Records shown
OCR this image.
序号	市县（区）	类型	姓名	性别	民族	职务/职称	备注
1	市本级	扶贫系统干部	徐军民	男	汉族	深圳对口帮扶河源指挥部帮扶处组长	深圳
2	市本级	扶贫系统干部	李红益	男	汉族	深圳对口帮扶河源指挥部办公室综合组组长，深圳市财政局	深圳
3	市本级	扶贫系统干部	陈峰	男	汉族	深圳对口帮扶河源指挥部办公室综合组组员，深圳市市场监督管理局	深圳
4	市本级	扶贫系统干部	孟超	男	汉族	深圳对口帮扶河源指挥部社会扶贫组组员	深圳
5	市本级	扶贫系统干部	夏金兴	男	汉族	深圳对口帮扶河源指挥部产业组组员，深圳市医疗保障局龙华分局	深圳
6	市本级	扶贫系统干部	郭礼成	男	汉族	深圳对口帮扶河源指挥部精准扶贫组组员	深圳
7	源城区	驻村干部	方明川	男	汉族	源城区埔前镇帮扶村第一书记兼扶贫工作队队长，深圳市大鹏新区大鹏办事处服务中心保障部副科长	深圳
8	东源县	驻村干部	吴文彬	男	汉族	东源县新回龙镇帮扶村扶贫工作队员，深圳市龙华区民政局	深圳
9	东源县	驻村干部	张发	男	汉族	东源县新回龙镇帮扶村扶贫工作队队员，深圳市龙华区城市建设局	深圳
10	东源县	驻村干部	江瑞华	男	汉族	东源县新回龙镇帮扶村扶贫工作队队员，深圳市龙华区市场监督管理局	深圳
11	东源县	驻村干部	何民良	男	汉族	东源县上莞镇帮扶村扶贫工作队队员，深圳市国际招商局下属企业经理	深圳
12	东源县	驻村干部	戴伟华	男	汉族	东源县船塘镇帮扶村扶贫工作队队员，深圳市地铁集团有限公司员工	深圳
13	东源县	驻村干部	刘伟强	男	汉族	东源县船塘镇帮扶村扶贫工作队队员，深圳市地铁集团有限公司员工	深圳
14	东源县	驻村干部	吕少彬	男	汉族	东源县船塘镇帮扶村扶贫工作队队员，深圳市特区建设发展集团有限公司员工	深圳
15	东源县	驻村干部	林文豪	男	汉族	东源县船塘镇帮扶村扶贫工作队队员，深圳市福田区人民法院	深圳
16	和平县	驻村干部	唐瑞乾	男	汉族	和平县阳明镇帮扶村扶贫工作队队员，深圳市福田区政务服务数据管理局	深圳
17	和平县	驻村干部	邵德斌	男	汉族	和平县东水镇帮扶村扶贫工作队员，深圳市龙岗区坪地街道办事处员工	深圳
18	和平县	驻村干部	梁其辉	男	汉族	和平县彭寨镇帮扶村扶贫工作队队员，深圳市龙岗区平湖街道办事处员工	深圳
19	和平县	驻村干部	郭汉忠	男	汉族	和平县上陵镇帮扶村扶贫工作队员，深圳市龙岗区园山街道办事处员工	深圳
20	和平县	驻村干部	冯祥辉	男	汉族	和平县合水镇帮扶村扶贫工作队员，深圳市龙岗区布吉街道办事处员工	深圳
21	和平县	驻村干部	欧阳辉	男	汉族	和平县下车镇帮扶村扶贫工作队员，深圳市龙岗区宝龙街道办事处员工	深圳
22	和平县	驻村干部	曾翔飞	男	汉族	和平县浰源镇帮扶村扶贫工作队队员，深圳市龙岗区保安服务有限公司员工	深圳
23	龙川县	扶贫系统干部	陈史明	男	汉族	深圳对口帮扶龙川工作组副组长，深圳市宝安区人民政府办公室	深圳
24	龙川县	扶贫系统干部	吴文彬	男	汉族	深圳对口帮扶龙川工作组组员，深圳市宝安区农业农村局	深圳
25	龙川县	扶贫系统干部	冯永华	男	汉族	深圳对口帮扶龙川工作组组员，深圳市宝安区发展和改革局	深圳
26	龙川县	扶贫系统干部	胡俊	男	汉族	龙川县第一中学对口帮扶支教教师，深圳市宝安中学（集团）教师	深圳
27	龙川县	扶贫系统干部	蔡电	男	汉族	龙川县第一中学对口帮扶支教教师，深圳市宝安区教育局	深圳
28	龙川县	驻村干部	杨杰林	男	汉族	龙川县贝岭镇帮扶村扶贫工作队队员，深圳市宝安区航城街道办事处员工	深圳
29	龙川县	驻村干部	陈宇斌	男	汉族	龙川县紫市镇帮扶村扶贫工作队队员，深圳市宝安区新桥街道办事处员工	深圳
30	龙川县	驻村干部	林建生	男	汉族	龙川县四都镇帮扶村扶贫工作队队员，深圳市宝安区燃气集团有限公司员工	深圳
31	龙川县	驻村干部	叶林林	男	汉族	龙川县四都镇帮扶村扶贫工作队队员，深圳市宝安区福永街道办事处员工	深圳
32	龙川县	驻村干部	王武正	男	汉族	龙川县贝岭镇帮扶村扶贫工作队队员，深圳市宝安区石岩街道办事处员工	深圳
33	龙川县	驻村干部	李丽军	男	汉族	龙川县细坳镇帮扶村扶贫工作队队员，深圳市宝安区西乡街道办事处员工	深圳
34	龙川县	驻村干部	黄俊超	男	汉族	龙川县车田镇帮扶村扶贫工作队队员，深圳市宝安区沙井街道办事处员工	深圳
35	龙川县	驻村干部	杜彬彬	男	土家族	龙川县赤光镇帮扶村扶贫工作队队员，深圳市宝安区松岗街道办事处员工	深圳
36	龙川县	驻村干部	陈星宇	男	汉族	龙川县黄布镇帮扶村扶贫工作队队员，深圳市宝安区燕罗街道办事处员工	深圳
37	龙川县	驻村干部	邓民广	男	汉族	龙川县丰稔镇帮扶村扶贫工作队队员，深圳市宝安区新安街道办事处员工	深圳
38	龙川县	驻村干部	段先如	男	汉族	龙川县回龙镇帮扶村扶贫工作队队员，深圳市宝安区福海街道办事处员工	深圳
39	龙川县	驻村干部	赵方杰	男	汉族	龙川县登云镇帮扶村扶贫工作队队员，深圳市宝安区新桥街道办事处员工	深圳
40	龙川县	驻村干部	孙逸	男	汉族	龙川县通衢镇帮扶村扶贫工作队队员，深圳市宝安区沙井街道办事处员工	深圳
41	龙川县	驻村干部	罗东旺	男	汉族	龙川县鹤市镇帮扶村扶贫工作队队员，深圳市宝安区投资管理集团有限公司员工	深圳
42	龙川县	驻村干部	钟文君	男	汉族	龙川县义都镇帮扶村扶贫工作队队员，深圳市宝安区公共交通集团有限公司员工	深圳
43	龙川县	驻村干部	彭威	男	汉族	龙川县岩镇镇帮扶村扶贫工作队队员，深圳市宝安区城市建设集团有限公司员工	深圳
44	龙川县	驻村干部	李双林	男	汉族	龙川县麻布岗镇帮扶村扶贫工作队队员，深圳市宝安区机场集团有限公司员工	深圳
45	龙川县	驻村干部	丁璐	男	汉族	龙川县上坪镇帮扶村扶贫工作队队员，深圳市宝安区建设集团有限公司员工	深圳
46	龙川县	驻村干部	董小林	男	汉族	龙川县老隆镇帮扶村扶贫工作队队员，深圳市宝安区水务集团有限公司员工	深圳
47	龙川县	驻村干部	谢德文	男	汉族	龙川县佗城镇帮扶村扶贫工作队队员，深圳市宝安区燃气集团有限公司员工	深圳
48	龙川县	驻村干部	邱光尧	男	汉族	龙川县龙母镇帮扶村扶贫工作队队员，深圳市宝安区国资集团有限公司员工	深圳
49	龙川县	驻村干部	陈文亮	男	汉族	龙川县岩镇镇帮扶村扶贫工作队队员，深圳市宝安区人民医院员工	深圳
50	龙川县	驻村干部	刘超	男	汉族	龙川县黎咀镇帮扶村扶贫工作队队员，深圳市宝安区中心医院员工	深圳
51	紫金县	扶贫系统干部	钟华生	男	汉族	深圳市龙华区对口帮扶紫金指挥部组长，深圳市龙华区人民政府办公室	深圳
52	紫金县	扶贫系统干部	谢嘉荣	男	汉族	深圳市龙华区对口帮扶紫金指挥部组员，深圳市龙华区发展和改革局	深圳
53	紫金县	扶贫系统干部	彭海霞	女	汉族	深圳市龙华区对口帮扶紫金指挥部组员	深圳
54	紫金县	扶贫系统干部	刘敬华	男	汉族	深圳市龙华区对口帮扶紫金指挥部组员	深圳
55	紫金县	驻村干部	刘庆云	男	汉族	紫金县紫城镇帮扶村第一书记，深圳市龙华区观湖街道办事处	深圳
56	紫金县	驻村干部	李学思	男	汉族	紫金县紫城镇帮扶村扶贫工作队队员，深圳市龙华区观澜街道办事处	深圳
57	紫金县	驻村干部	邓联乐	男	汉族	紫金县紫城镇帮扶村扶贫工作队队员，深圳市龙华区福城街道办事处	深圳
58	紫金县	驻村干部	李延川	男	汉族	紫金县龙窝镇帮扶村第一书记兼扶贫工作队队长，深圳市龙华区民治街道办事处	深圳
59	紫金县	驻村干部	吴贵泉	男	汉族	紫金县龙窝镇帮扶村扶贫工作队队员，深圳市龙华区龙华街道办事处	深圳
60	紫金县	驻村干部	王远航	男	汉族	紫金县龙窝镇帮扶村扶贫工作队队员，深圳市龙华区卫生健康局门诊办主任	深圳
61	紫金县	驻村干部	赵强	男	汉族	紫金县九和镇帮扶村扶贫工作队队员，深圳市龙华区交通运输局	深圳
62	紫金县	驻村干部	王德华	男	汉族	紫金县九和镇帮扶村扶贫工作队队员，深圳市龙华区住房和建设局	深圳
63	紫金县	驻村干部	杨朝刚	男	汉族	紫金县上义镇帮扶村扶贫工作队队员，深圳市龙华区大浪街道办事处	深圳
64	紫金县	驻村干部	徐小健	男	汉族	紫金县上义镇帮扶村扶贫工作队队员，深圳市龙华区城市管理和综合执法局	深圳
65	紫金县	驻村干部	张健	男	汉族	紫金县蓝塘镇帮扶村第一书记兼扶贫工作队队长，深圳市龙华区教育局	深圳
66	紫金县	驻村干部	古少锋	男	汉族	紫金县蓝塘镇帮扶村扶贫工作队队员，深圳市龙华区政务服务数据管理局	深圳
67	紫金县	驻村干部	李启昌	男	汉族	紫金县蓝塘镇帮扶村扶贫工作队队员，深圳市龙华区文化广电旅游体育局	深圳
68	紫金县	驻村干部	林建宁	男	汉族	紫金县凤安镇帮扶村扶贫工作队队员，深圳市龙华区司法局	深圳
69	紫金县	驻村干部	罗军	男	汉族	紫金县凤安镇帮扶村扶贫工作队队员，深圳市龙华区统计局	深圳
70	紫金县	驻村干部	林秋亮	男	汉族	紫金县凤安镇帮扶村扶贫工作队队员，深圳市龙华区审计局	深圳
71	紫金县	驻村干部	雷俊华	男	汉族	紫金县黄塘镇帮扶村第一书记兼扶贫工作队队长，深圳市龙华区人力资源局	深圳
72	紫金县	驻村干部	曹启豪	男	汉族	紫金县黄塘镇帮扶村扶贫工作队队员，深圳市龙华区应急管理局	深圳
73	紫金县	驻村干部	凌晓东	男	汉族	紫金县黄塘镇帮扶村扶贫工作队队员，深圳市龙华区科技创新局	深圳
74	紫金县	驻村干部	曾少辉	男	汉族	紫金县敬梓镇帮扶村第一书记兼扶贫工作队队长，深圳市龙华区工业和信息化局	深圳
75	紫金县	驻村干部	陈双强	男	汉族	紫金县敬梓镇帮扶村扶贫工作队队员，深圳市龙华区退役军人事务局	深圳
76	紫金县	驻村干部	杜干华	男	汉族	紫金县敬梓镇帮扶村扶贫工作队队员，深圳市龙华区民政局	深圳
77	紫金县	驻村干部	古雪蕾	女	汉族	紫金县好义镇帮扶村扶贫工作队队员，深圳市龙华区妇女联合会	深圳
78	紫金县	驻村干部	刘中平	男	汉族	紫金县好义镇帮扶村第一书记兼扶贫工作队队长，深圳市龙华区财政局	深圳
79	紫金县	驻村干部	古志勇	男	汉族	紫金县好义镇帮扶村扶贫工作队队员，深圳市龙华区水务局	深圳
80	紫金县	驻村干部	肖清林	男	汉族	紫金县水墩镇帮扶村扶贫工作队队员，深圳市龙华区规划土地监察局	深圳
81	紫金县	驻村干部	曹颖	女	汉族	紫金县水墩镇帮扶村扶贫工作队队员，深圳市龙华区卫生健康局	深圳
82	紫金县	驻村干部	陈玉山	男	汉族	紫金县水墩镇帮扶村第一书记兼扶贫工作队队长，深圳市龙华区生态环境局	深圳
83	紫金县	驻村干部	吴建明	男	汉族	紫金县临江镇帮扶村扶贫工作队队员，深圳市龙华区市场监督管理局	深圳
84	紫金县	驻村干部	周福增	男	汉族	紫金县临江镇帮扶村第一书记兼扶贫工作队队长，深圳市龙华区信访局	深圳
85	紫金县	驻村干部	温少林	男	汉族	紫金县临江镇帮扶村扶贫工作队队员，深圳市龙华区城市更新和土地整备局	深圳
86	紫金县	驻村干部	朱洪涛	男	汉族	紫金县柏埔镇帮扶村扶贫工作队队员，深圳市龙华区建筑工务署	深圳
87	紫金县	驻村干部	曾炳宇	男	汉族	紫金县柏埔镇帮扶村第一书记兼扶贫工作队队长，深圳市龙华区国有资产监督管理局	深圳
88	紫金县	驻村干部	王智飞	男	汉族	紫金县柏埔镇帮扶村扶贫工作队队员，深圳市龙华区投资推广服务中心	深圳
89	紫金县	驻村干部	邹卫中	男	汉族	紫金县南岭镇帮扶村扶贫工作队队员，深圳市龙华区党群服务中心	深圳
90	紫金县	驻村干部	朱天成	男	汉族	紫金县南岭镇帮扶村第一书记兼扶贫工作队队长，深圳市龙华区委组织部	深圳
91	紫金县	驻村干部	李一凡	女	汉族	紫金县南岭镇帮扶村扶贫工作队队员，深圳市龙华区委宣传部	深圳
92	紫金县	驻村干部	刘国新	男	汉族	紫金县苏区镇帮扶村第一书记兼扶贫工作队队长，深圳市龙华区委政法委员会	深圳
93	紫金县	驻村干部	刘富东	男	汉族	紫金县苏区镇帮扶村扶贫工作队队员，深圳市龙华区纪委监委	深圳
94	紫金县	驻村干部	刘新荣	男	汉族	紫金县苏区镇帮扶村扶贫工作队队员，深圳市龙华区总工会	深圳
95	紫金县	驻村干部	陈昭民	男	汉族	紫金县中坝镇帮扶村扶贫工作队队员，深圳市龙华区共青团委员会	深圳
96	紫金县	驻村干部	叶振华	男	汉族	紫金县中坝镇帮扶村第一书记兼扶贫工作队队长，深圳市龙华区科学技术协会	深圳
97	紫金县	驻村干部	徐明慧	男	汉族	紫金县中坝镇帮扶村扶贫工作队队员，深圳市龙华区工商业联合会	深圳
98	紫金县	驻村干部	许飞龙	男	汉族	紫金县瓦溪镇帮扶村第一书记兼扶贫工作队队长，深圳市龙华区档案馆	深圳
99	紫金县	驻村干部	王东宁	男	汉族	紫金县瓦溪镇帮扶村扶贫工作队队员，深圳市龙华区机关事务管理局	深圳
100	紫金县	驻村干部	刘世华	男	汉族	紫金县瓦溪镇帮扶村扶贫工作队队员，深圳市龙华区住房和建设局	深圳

Your goal
Which lines hold the word "紫金县瓦溪镇帮扶村扶贫工作队队员"? Show each one.

Solution for this task
99	紫金县	驻村干部	王东宁	男	汉族	紫金县瓦溪镇帮扶村扶贫工作队队员，深圳市龙华区机关事务管理局	深圳
100	紫金县	驻村干部	刘世华	男	汉族	紫金县瓦溪镇帮扶村扶贫工作队队员，深圳市龙华区住房和建设局	深圳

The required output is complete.